## Begin Exercise data
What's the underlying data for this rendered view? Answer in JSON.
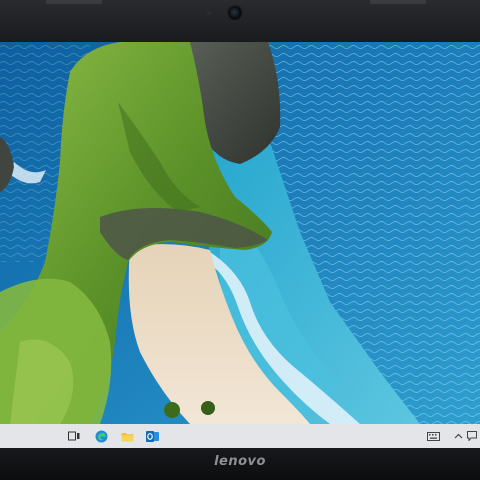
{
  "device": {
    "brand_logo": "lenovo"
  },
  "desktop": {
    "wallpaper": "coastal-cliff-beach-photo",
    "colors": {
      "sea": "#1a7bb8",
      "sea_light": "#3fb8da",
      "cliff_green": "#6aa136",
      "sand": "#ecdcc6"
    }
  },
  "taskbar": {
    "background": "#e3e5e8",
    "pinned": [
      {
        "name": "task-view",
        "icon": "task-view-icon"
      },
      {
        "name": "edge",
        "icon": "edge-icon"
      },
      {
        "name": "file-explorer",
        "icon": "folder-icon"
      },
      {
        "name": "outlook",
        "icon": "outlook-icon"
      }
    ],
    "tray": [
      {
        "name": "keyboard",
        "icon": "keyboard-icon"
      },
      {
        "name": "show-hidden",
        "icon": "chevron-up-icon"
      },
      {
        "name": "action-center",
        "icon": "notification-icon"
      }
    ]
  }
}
## End Exercise data
Your task
Reproduce all the entries that precede this task, word for word, minus any pictures.

Answer to the exercise
What's the underlying data for this rendered view? Answer in JSON.
{
  "device": {
    "brand_logo": "lenovo"
  },
  "desktop": {
    "wallpaper": "coastal-cliff-beach-photo",
    "colors": {
      "sea": "#1a7bb8",
      "sea_light": "#3fb8da",
      "cliff_green": "#6aa136",
      "sand": "#ecdcc6"
    }
  },
  "taskbar": {
    "background": "#e3e5e8",
    "pinned": [
      {
        "name": "task-view",
        "icon": "task-view-icon"
      },
      {
        "name": "edge",
        "icon": "edge-icon"
      },
      {
        "name": "file-explorer",
        "icon": "folder-icon"
      },
      {
        "name": "outlook",
        "icon": "outlook-icon"
      }
    ],
    "tray": [
      {
        "name": "keyboard",
        "icon": "keyboard-icon"
      },
      {
        "name": "show-hidden",
        "icon": "chevron-up-icon"
      },
      {
        "name": "action-center",
        "icon": "notification-icon"
      }
    ]
  }
}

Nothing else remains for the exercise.